**Goal:**
Transcribe the listing below word for word.

**Source data:**

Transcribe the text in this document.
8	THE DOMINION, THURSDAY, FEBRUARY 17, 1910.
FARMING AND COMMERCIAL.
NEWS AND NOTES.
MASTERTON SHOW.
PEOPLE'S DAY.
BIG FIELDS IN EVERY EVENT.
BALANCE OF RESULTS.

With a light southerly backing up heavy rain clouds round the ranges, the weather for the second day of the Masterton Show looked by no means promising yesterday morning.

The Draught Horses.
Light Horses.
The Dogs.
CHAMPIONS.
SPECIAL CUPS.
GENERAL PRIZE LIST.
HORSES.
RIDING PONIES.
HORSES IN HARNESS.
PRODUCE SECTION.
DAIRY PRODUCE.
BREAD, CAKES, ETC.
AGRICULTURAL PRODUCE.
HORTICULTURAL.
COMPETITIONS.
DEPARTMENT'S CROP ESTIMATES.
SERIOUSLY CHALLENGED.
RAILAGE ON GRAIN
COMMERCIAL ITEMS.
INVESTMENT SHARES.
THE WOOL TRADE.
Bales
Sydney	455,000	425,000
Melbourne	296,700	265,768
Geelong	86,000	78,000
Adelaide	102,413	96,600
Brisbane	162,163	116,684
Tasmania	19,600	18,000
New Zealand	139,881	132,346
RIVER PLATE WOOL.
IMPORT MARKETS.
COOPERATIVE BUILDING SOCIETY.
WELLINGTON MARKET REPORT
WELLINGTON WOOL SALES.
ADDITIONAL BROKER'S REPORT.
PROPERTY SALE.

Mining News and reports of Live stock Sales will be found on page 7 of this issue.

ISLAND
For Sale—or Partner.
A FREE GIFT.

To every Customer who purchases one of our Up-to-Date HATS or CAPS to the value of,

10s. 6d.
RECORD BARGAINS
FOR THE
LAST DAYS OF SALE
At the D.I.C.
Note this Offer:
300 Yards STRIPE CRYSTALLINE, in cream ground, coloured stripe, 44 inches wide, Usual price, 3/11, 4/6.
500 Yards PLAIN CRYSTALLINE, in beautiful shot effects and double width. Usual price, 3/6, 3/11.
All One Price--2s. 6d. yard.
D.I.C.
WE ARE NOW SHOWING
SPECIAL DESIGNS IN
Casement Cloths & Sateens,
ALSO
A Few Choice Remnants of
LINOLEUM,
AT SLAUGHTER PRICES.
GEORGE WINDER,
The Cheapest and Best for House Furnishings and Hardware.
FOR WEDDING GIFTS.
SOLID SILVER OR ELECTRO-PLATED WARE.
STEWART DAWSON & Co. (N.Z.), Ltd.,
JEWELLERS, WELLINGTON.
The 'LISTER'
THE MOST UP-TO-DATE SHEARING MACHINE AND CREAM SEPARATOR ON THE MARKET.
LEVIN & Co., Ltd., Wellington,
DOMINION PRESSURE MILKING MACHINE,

**Finished answer:**
Transcribe the text in this document.
8	THE DOMINION, THURSDAY, FEBRUARY 17, 1910.
FARMING AND COMMERCIAL.
NEWS AND NOTES.
MASTERTON SHOW.
PEOPLE'S DAY.
BIG FIELDS IN EVERY EVENT.
BALANCE OF RESULTS.

With a light southerly backing up heavy rain clouds round the ranges, the weather for the second day of the Masterton Show looked by no means promising yesterday morning.

The Draught Horses.
Light Horses.
The Dogs.
CHAMPIONS.
SPECIAL CUPS.
GENERAL PRIZE LIST.
HORSES.
RIDING PONIES.
HORSES IN HARNESS.
PRODUCE SECTION.
DAIRY PRODUCE.
BREAD, CAKES, ETC.
AGRICULTURAL PRODUCE.
HORTICULTURAL.
COMPETITIONS.
DEPARTMENT'S CROP ESTIMATES.
SERIOUSLY CHALLENGED.
RAILAGE ON GRAIN
COMMERCIAL ITEMS.
INVESTMENT SHARES.
THE WOOL TRADE.
Bales
Sydney	455,000	425,000
Melbourne	296,700	265,768
Geelong	86,000	78,000
Adelaide	102,413	96,600
Brisbane	162,163	116,684
Tasmania	19,600	18,000
New Zealand	139,881	132,346
RIVER PLATE WOOL.
IMPORT MARKETS.
COOPERATIVE BUILDING SOCIETY.
WELLINGTON MARKET REPORT
WELLINGTON WOOL SALES.
ADDITIONAL BROKER'S REPORT.
PROPERTY SALE.

Mining News and reports of Live stock Sales will be found on page 7 of this issue.

ISLAND
For Sale—or Partner.
A FREE GIFT.

To every Customer who purchases one of our Up-to-Date HATS or CAPS to the value of,

10s. 6d.
RECORD BARGAINS
FOR THE
LAST DAYS OF SALE
At the D.I.C.
Note this Offer:
300 Yards STRIPE CRYSTALLINE, in cream ground, coloured stripe, 44 inches wide, Usual price, 3/11, 4/6.
500 Yards PLAIN CRYSTALLINE, in beautiful shot effects and double width. Usual price, 3/6, 3/11.
All One Price--2s. 6d. yard.
D.I.C.
WE ARE NOW SHOWING
SPECIAL DESIGNS IN
Casement Cloths & Sateens,
ALSO
A Few Choice Remnants of
LINOLEUM,
AT SLAUGHTER PRICES.
GEORGE WINDER,
The Cheapest and Best for House Furnishings and Hardware.
FOR WEDDING GIFTS.
SOLID SILVER OR ELECTRO-PLATED WARE.
STEWART DAWSON & Co. (N.Z.), Ltd.,
JEWELLERS, WELLINGTON.
The 'LISTER'
THE MOST UP-TO-DATE SHEARING MACHINE AND CREAM SEPARATOR ON THE MARKET.
LEVIN & Co., Ltd., Wellington,
DOMINION PRESSURE MILKING MACHINE,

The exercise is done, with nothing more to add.